__DIRECTIVE__.
Write out, precisely and in full, each line of the material.

Stored data entries
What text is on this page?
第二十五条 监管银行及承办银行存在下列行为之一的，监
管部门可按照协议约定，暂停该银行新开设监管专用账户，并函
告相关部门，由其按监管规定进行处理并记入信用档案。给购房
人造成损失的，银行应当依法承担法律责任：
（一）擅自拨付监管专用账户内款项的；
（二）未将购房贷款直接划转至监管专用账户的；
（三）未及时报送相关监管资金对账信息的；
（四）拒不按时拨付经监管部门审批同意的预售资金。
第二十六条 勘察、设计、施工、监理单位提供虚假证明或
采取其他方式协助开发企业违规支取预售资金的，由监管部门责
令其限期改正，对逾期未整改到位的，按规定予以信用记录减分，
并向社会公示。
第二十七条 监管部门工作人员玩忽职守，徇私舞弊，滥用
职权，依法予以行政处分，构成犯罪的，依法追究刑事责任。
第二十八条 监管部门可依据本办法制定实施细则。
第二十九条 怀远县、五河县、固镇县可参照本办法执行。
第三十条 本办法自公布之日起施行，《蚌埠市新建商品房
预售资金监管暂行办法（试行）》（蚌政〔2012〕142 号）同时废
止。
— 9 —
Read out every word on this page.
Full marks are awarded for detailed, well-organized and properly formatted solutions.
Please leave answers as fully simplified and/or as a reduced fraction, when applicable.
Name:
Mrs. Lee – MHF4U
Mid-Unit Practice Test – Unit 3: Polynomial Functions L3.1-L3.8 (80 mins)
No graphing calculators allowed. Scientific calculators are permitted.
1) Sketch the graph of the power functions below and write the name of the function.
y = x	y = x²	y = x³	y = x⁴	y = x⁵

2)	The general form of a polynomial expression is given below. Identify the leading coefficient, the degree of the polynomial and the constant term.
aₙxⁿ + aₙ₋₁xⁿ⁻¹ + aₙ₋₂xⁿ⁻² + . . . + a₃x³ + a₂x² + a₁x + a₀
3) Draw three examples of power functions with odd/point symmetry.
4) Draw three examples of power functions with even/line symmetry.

__SOLUTION TO THIS EXERCISE__.
What text is on this page?
第二十五条 监管银行及承办银行存在下列行为之一的，监
管部门可按照协议约定，暂停该银行新开设监管专用账户，并函
告相关部门，由其按监管规定进行处理并记入信用档案。给购房
人造成损失的，银行应当依法承担法律责任：
（一）擅自拨付监管专用账户内款项的；
（二）未将购房贷款直接划转至监管专用账户的；
（三）未及时报送相关监管资金对账信息的；
（四）拒不按时拨付经监管部门审批同意的预售资金。
第二十六条 勘察、设计、施工、监理单位提供虚假证明或
采取其他方式协助开发企业违规支取预售资金的，由监管部门责
令其限期改正，对逾期未整改到位的，按规定予以信用记录减分，
并向社会公示。
第二十七条 监管部门工作人员玩忽职守，徇私舞弊，滥用
职权，依法予以行政处分，构成犯罪的，依法追究刑事责任。
第二十八条 监管部门可依据本办法制定实施细则。
第二十九条 怀远县、五河县、固镇县可参照本办法执行。
第三十条 本办法自公布之日起施行，《蚌埠市新建商品房
预售资金监管暂行办法（试行）》（蚌政〔2012〕142 号）同时废
止。
— 9 —
Read out every word on this page.
Full marks are awarded for detailed, well-organized and properly formatted solutions.
Please leave answers as fully simplified and/or as a reduced fraction, when applicable.
Name:
Mrs. Lee – MHF4U
Mid-Unit Practice Test – Unit 3: Polynomial Functions L3.1-L3.8 (80 mins)
No graphing calculators allowed. Scientific calculators are permitted.
1) Sketch the graph of the power functions below and write the name of the function.
y = x	y = x²	y = x³	y = x⁴	y = x⁵

2)	The general form of a polynomial expression is given below. Identify the leading coefficient, the degree of the polynomial and the constant term.
aₙxⁿ + aₙ₋₁xⁿ⁻¹ + aₙ₋₂xⁿ⁻² + . . . + a₃x³ + a₂x² + a₁x + a₀
3) Draw three examples of power functions with odd/point symmetry.
4) Draw three examples of power functions with even/line symmetry.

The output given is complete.